* Selected passage
King of Ryūkyū
- Reign: 1648–1668
- Predecessor: Shō Ken
- Successor: Shō Tei
- Born: Umitukugani (思徳金) October 1, 1629
- Died: December 20, 1668 (aged 39)
- Burial: Tamaudun, Shuri, Okinawa
- Spouse: Misato Aji-ganashi
- Concubine: Mafē Aji, Honkū Adaniya Agomo-shirare, Honkō Miyashiro Agomo-shirare, Keishitsu (naagushiku agumushirari, chiishichi) Moromizato Agomo-shirare, Getsurei (murumijatu agumushirari, gwachirii)
- Issue: Shō Tei, Crown Prince Nakagusuku Chōshū Shō Kōki, Prince Ōzato Chōryō Shō Kōjin, Prince Nago Chōgen Shō Kosai, Prince Chatan Chōai Shō Kōtoku, Prince Kochinda Chōshun Shō Kōshin, Prince Motobu Chōhei Shō Kōzen, Prince Ginowan Chōgi Princess Adaniya Princess Moromizato Princess Yonamine Princess Ōmine Princess Miyahira

Names
- Shō Shitsu (尚質)
- House: Second Shō dynasty
- Father: Shō Hō
- Mother: Nishi no Aji-ganashi, Ryōgetsu

= Shō Shitsu =

Shō Shitsu (尚質) was a king of the Ryukyu Kingdom who held the throne from 1648 until his death in 1668.

The fourth son of King Shō Hō, he was named Prince of Sashiki in 1637, at the age of eight, and was granted Sashiki magiri as his domain. In 1645, his domain was changed to that of Nakagusuku magiri, and his title to Prince of Nakagusuku.

* Information shown
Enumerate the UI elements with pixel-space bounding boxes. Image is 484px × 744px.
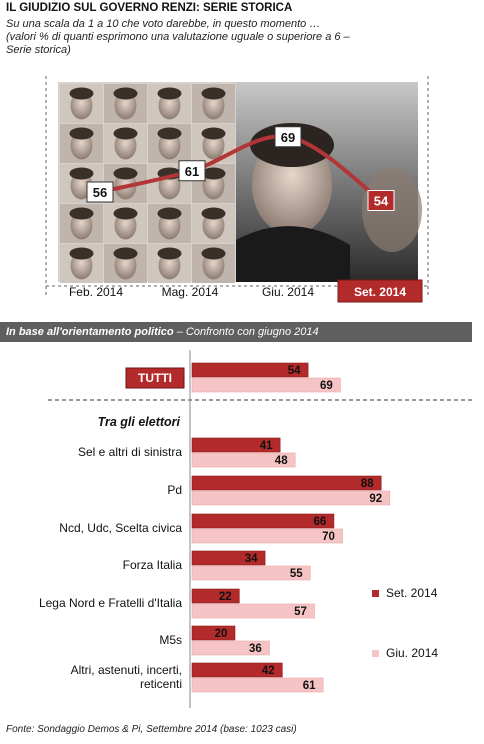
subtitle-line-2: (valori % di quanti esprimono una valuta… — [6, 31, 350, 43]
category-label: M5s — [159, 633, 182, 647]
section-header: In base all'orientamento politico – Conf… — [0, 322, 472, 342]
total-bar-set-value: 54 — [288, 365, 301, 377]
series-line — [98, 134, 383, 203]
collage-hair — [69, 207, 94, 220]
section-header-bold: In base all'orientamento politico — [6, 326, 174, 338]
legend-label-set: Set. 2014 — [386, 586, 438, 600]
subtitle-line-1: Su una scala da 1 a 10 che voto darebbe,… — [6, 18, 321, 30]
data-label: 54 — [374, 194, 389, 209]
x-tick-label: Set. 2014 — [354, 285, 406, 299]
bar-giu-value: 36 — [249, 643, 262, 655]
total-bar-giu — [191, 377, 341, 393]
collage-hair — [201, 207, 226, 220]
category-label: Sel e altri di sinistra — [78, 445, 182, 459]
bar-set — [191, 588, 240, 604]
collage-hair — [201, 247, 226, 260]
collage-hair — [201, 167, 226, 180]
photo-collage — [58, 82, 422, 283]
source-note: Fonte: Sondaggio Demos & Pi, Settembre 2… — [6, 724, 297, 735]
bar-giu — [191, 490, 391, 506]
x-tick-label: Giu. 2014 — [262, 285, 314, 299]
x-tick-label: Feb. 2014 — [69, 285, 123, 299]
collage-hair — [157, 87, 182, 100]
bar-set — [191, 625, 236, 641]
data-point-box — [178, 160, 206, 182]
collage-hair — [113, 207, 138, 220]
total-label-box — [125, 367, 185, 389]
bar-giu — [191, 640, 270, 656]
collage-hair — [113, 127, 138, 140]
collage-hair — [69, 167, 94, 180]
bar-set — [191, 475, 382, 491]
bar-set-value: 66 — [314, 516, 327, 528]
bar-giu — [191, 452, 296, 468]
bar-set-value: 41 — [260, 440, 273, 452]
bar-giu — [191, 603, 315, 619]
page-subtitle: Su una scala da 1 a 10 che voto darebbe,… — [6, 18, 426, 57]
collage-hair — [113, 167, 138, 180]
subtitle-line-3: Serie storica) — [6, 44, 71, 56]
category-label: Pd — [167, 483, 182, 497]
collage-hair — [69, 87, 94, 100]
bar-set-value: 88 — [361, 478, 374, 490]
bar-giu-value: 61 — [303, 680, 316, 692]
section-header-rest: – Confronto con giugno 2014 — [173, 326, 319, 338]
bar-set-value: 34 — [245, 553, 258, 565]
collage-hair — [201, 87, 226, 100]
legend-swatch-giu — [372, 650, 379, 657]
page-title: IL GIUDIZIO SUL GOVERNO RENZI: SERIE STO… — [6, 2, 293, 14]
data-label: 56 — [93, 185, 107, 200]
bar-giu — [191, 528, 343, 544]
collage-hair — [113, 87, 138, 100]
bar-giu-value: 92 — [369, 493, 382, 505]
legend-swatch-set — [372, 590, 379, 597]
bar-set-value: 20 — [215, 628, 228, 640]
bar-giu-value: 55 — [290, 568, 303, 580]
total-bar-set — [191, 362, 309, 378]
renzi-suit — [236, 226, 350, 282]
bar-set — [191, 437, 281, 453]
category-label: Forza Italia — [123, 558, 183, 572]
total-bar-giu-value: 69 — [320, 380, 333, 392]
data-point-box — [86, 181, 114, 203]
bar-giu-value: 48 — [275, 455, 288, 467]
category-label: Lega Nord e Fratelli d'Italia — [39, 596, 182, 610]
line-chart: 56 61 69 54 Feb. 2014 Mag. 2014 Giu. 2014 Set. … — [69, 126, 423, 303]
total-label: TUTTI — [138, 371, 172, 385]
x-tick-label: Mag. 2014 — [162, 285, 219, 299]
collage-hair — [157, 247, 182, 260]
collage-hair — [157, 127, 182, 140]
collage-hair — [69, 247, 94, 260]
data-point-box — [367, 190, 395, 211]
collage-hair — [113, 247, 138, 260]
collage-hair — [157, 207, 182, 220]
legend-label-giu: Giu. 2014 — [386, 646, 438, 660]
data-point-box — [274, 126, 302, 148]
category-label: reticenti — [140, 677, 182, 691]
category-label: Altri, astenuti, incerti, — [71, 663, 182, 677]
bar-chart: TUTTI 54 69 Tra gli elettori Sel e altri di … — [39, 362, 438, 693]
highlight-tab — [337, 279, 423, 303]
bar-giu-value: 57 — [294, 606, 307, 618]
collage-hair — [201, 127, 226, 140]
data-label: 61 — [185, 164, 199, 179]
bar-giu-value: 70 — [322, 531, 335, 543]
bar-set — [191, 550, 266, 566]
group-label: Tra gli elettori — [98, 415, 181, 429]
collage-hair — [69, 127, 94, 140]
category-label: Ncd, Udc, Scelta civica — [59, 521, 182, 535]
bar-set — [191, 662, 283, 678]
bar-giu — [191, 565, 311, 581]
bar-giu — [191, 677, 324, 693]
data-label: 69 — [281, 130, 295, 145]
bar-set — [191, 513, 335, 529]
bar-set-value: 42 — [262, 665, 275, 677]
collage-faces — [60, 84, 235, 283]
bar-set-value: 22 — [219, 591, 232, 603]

* Written tasks
**A)** According to the text about Shō Shitsu, which domain did he receive in 1645?
**B)** Continue the text about Shō Shitsu from its last sentence.
The rows are separate material with no connection to the text about Shō Shitsu.

* Answer list
**A)** Nakagusuku magiri

**B)**
== Life ==
Shō Shitsu succeeded his brother Shō Ken as king in 1648. His reign coincided with a period of rebellion and instability in China, as factions loyal to the Ming Dynasty, which fell in 1644, continued to fight against the new Qing Dynasty order. On at least one occasion, Ryukyuan tribute ships were attacked by pirates or rebels, who killed at least one of the Ryukyuan sailors and stole various objects; the authorities of Satsuma Domain declared the head envoy and his deputy to be at fault and had them executed. Another incident involved an attack on an Okinawan mission on the road to Beijing; the Ryukyuans defeated their attackers, and Hirata Tentsu came to be known as a national hero.

Though there was initially some uncertainty, particularly within Japan, as to whether the kingdom should support the new dynasty, or the Ming rebels, the Tokugawa shogunate left the decision up to Satsuma. The king's eldest son, Shō Tei, who would later succeed him as king, journeyed to Beijing and submitted the formal royal seal given the kingdom by the Ming rulers, to the Qing Court, which in turn granted the prince a new royal seal for the kingdom and declared its official recognition of Shō Shitsu as king.

A number of major reforms were effected in the final years of Shō Shitsu's reign, primarily at the guidance or suggestion of Shō Shōken, who was appointed sessei, a position which has been compared to prime minister, in 1666. Shō Shōken also compiled the Chūzan Seikan ("Mirror of Chūzan"), the first history of the kingdom, at the king's orders.

Upon his death in 1668, he was entombed in the royal mausoleum Tamaudun, and was succeeded by his eldest son, Shō Tei.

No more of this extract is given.